» REQUIRED WORK: Type the records out again in full, exactly.

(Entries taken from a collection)
--

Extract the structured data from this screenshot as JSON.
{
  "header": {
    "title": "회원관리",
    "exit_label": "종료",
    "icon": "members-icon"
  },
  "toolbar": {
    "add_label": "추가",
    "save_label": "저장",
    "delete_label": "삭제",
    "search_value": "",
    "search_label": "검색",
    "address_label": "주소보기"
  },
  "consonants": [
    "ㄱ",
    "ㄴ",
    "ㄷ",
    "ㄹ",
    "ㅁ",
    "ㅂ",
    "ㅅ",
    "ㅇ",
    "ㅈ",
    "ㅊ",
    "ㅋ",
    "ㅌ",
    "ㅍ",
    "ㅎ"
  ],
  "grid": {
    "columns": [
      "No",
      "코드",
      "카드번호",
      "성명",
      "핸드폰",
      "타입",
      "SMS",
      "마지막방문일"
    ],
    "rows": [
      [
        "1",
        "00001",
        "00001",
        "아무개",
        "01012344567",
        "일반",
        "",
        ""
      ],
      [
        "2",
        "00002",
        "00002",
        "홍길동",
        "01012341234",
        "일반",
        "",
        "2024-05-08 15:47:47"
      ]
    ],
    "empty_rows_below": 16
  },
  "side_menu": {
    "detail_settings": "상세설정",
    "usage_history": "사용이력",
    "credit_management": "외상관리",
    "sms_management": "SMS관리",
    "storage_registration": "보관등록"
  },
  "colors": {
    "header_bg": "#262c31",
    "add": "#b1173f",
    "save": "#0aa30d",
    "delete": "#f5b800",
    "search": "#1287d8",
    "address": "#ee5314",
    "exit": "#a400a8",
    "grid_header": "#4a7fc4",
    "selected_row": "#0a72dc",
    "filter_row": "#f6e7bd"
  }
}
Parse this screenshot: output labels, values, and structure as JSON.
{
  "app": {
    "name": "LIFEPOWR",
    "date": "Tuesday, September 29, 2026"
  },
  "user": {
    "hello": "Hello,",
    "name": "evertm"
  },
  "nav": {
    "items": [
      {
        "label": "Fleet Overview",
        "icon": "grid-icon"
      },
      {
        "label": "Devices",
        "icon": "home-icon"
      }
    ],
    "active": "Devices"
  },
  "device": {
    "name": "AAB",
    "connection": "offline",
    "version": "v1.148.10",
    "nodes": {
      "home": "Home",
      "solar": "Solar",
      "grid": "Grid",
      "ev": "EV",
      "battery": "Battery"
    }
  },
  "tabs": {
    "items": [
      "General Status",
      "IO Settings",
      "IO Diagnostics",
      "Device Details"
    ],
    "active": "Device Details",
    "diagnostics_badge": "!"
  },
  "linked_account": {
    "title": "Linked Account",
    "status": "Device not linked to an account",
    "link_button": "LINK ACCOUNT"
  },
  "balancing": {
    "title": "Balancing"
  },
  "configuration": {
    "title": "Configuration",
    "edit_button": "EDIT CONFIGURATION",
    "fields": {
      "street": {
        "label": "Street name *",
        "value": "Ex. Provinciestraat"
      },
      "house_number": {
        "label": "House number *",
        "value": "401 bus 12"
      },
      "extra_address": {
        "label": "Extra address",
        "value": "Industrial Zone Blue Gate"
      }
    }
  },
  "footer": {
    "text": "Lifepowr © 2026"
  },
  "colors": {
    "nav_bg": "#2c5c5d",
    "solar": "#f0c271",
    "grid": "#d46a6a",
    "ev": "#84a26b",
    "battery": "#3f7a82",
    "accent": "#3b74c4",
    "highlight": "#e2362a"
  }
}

--

» THE SOLUTION:
Extract the structured data from this screenshot as JSON.
{
  "header": {
    "title": "회원관리",
    "exit_label": "종료",
    "icon": "members-icon"
  },
  "toolbar": {
    "add_label": "추가",
    "save_label": "저장",
    "delete_label": "삭제",
    "search_value": "",
    "search_label": "검색",
    "address_label": "주소보기"
  },
  "consonants": [
    "ㄱ",
    "ㄴ",
    "ㄷ",
    "ㄹ",
    "ㅁ",
    "ㅂ",
    "ㅅ",
    "ㅇ",
    "ㅈ",
    "ㅊ",
    "ㅋ",
    "ㅌ",
    "ㅍ",
    "ㅎ"
  ],
  "grid": {
    "columns": [
      "No",
      "코드",
      "카드번호",
      "성명",
      "핸드폰",
      "타입",
      "SMS",
      "마지막방문일"
    ],
    "rows": [
      [
        "1",
        "00001",
        "00001",
        "아무개",
        "01012344567",
        "일반",
        "",
        ""
      ],
      [
        "2",
        "00002",
        "00002",
        "홍길동",
        "01012341234",
        "일반",
        "",
        "2024-05-08 15:47:47"
      ]
    ],
    "empty_rows_below": 16
  },
  "side_menu": {
    "detail_settings": "상세설정",
    "usage_history": "사용이력",
    "credit_management": "외상관리",
    "sms_management": "SMS관리",
    "storage_registration": "보관등록"
  },
  "colors": {
    "header_bg": "#262c31",
    "add": "#b1173f",
    "save": "#0aa30d",
    "delete": "#f5b800",
    "search": "#1287d8",
    "address": "#ee5314",
    "exit": "#a400a8",
    "grid_header": "#4a7fc4",
    "selected_row": "#0a72dc",
    "filter_row": "#f6e7bd"
  }
}
Parse this screenshot: output labels, values, and structure as JSON.
{
  "app": {
    "name": "LIFEPOWR",
    "date": "Tuesday, September 29, 2026"
  },
  "user": {
    "hello": "Hello,",
    "name": "evertm"
  },
  "nav": {
    "items": [
      {
        "label": "Fleet Overview",
        "icon": "grid-icon"
      },
      {
        "label": "Devices",
        "icon": "home-icon"
      }
    ],
    "active": "Devices"
  },
  "device": {
    "name": "AAB",
    "connection": "offline",
    "version": "v1.148.10",
    "nodes": {
      "home": "Home",
      "solar": "Solar",
      "grid": "Grid",
      "ev": "EV",
      "battery": "Battery"
    }
  },
  "tabs": {
    "items": [
      "General Status",
      "IO Settings",
      "IO Diagnostics",
      "Device Details"
    ],
    "active": "Device Details",
    "diagnostics_badge": "!"
  },
  "linked_account": {
    "title": "Linked Account",
    "status": "Device not linked to an account",
    "link_button": "LINK ACCOUNT"
  },
  "balancing": {
    "title": "Balancing"
  },
  "configuration": {
    "title": "Configuration",
    "edit_button": "EDIT CONFIGURATION",
    "fields": {
      "street": {
        "label": "Street name *",
        "value": "Ex. Provinciestraat"
      },
      "house_number": {
        "label": "House number *",
        "value": "401 bus 12"
      },
      "extra_address": {
        "label": "Extra address",
        "value": "Industrial Zone Blue Gate"
      }
    }
  },
  "footer": {
    "text": "Lifepowr © 2026"
  },
  "colors": {
    "nav_bg": "#2c5c5d",
    "solar": "#f0c271",
    "grid": "#d46a6a",
    "ev": "#84a26b",
    "battery": "#3f7a82",
    "accent": "#3b74c4",
    "highlight": "#e2362a"
  }
}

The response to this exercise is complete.